**WORK TO COMPLETE:** Below are the records; pull every line that includes "amplitude".
-- start of EXERCISE MATERIAL --
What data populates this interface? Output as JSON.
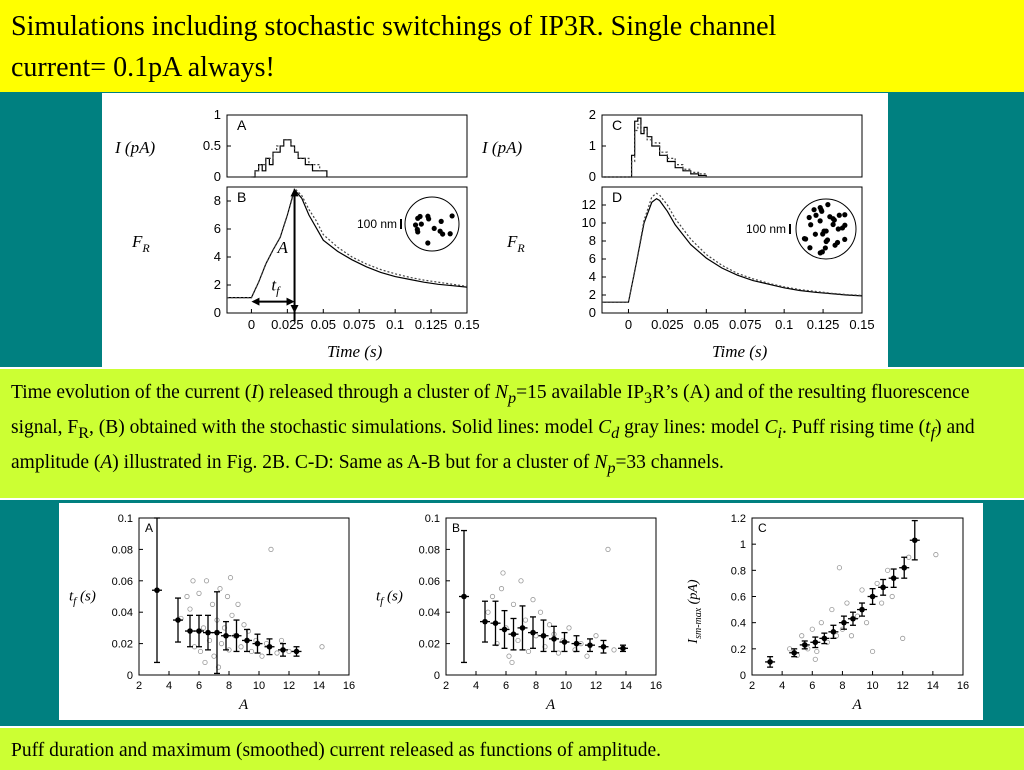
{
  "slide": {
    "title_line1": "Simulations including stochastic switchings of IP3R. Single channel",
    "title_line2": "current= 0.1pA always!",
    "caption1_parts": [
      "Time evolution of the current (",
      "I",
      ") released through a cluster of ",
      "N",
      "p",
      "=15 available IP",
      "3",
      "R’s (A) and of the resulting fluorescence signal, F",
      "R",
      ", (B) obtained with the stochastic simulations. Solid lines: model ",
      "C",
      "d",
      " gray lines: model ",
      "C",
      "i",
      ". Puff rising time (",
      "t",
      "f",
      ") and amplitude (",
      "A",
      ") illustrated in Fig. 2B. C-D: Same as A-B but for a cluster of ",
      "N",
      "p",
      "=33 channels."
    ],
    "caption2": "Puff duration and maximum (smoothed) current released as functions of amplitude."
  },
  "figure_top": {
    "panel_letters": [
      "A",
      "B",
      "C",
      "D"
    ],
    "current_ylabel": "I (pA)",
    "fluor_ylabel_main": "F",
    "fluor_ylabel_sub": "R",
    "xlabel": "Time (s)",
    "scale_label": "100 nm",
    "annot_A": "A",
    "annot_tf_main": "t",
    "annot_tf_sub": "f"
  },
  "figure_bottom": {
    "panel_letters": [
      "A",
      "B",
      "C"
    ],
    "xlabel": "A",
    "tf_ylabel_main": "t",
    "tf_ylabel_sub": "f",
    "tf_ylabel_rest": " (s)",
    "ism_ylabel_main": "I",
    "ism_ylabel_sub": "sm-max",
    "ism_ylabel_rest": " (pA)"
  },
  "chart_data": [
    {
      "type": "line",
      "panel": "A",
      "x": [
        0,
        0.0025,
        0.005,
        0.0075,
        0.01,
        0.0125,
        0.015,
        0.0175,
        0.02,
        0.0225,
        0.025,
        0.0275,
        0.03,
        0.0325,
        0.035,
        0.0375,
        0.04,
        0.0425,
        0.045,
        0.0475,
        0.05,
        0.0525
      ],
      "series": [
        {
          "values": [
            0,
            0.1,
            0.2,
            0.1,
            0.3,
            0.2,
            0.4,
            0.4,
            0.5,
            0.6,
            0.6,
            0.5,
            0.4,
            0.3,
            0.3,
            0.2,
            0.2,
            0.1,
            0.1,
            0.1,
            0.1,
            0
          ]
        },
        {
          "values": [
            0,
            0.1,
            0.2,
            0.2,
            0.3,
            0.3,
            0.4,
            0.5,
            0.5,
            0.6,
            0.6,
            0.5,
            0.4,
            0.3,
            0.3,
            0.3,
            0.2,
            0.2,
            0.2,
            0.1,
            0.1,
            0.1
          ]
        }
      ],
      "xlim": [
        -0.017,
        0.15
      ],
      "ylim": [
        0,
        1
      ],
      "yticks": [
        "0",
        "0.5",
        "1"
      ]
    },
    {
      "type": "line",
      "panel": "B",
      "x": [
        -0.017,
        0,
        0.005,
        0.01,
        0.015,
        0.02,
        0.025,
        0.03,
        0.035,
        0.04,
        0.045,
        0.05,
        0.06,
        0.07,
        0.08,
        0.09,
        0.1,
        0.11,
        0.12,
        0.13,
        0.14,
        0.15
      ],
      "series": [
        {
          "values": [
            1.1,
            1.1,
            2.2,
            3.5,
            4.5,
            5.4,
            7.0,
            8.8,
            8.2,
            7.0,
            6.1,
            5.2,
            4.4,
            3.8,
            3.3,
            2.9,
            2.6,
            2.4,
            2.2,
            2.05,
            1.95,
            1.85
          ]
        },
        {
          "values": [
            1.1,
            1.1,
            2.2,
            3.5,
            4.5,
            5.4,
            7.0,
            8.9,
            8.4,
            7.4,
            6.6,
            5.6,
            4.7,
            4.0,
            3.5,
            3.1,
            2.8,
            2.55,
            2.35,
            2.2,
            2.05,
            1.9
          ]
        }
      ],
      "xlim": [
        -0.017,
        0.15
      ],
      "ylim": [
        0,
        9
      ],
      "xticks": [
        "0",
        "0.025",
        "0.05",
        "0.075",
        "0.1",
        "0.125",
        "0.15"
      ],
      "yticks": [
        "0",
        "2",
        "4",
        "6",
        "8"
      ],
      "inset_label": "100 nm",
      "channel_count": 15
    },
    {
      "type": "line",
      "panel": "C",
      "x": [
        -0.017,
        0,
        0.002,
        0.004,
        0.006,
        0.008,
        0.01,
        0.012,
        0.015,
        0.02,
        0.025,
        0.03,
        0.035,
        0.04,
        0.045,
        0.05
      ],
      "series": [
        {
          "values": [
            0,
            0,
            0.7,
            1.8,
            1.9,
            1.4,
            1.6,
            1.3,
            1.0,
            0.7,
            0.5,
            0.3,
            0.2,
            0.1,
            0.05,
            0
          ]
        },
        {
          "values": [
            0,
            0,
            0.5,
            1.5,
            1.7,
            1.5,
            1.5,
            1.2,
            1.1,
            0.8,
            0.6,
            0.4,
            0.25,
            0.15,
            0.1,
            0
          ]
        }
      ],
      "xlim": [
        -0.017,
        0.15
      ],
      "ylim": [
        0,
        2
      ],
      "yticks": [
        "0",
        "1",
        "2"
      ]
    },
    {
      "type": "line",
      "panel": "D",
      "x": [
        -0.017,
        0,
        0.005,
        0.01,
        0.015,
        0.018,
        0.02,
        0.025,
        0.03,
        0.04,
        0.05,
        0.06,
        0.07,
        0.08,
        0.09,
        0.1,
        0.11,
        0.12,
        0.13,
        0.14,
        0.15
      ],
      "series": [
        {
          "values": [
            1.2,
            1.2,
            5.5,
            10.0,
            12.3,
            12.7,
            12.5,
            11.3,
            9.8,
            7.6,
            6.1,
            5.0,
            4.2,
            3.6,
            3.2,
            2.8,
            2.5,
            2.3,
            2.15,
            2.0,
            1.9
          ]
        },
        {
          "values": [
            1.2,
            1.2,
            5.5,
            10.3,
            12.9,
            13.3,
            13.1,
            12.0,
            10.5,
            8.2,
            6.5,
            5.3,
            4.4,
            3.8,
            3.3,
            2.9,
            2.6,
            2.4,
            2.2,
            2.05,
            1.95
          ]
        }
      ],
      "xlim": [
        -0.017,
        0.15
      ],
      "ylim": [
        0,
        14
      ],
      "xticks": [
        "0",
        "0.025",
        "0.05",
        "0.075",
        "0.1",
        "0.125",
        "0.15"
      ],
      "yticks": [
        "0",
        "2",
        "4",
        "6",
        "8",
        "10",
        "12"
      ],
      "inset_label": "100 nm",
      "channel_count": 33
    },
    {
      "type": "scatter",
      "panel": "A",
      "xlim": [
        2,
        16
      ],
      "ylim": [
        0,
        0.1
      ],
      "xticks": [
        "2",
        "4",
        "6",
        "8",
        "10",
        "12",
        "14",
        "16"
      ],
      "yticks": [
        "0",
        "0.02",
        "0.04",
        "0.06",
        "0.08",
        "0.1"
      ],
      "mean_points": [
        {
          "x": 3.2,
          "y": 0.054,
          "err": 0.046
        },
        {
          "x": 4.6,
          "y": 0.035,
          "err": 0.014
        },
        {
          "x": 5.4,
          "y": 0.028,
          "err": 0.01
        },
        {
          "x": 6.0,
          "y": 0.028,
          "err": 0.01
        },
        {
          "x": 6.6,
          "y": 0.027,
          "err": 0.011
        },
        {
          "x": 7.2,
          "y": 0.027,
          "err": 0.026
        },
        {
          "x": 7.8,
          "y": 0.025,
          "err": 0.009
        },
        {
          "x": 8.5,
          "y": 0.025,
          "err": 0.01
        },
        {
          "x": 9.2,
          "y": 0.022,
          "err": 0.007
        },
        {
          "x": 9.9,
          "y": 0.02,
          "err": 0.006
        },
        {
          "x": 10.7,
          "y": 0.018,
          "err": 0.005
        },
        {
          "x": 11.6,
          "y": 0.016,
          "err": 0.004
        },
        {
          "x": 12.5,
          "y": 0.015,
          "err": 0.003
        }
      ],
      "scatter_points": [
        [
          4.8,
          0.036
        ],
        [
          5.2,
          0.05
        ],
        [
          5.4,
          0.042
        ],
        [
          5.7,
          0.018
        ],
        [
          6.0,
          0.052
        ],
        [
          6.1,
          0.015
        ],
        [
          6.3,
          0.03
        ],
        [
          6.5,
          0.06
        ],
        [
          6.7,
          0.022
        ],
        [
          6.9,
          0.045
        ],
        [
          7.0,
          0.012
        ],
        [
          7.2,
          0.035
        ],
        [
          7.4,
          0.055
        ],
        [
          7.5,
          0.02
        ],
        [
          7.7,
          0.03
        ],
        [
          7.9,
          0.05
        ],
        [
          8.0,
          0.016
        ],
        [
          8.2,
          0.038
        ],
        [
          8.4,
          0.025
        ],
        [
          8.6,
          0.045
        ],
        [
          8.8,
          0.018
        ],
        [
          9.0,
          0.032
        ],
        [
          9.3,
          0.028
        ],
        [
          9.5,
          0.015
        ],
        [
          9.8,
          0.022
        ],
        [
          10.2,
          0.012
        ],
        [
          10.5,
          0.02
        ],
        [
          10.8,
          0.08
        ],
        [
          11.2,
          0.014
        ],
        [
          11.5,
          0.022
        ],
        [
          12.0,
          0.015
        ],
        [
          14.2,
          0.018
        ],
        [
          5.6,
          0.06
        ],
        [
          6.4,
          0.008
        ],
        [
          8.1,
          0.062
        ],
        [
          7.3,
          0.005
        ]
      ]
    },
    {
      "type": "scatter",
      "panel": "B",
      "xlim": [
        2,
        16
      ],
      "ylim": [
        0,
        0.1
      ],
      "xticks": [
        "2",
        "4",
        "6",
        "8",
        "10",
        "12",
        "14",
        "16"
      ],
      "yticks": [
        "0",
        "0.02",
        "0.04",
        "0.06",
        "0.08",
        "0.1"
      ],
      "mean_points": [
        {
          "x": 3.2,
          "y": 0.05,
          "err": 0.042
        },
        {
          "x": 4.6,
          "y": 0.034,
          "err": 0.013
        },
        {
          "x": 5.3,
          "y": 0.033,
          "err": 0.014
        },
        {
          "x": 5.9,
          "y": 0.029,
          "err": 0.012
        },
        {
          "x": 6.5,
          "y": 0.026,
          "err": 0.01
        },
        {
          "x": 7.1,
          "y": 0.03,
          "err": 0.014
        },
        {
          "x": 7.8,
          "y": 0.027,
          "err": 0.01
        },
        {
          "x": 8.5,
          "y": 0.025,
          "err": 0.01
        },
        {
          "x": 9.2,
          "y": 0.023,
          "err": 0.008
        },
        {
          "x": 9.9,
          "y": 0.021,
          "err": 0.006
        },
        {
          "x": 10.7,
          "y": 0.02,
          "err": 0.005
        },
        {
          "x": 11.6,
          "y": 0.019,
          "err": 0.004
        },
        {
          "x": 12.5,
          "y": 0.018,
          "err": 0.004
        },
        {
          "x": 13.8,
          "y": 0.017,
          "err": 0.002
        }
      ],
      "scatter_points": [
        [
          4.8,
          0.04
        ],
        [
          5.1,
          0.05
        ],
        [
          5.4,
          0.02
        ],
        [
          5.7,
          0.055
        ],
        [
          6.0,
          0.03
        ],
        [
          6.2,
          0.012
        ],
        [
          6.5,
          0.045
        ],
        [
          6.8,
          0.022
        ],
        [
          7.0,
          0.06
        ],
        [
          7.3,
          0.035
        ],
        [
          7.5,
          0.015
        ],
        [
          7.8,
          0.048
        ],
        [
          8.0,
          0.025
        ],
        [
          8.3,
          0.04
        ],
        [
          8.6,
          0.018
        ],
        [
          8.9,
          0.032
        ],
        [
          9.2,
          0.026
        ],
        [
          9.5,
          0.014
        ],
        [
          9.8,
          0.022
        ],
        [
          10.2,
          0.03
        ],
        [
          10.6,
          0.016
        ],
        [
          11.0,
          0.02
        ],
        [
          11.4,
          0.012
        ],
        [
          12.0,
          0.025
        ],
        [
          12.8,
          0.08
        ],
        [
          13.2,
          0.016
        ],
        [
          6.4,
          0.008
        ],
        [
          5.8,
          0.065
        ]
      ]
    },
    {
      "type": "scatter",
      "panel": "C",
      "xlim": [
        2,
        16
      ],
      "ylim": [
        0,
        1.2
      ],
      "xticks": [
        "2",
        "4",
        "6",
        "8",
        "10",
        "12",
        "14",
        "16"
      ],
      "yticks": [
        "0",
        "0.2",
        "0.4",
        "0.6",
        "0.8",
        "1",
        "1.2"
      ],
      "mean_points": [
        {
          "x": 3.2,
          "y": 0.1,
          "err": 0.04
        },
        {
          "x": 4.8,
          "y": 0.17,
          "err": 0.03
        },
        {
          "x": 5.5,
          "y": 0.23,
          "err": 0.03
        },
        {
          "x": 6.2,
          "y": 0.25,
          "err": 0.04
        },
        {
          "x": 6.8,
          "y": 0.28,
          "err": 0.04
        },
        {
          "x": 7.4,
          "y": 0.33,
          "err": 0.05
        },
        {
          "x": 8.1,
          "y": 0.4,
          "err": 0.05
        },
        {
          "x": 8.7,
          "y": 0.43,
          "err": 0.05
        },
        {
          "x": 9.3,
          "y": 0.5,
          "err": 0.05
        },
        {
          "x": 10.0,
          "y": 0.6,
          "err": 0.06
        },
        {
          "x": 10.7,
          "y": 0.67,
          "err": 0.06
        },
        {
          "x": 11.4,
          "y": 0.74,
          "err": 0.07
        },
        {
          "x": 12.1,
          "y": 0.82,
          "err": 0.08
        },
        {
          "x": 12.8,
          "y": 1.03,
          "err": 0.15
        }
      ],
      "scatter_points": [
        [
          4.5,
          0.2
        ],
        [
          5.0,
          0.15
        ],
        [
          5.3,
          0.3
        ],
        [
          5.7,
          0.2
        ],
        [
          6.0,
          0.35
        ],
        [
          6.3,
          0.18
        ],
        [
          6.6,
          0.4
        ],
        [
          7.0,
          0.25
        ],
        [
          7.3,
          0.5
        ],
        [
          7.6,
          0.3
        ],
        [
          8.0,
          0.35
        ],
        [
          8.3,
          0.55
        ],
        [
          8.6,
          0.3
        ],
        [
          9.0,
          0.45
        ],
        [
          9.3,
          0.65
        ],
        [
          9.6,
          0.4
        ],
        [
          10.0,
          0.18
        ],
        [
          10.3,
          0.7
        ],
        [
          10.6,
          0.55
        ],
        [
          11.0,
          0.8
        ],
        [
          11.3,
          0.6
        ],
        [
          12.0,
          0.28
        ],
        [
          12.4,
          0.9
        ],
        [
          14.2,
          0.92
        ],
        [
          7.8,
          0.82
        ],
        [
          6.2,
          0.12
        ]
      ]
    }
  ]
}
-- end of EXERCISE MATERIAL --
-- start of EXERCISE MATERIAL --
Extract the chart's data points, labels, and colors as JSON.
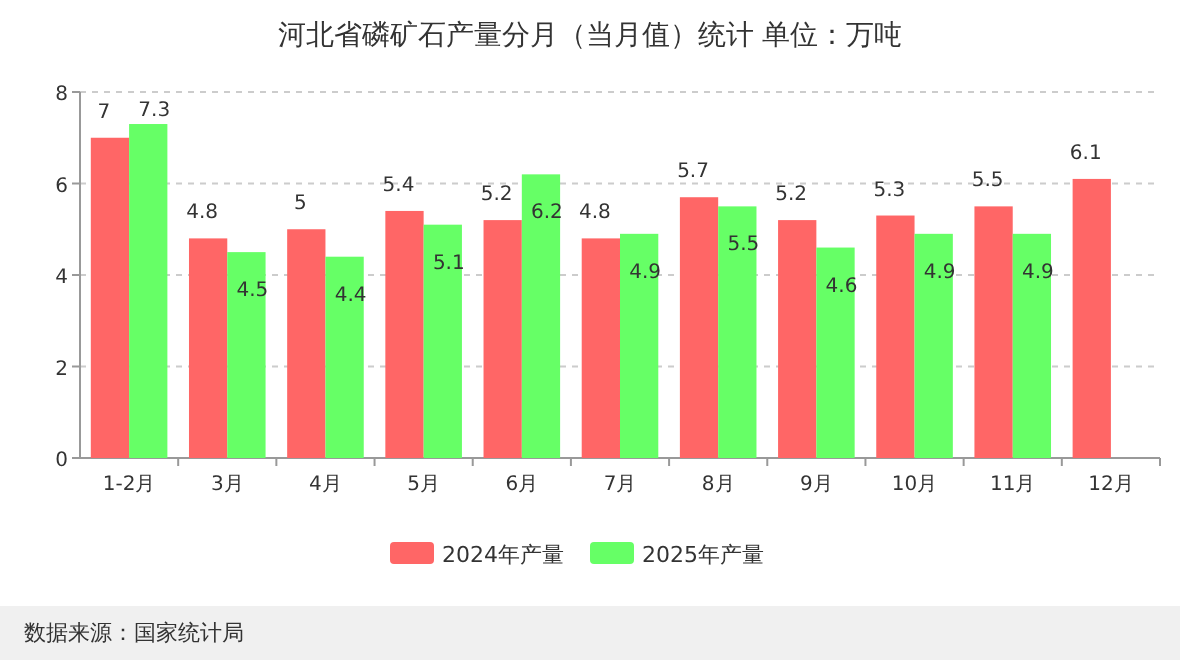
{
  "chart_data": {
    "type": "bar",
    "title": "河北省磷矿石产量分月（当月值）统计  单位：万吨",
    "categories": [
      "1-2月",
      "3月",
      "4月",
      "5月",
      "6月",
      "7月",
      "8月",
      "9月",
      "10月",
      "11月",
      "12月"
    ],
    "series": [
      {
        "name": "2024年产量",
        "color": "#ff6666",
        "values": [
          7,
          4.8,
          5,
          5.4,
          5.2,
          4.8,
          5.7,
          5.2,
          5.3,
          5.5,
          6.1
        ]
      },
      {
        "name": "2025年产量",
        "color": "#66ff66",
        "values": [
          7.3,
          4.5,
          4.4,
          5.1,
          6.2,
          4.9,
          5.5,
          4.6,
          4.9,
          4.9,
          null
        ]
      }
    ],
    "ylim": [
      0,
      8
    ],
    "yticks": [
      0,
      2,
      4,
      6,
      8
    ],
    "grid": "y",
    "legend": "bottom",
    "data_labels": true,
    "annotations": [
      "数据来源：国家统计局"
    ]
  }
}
-- end of EXERCISE MATERIAL --
**TASK ANSWER:**
      ") and amplitude (",
    "caption2": "Puff duration and maximum (smoothed) current released as functions of amplitude."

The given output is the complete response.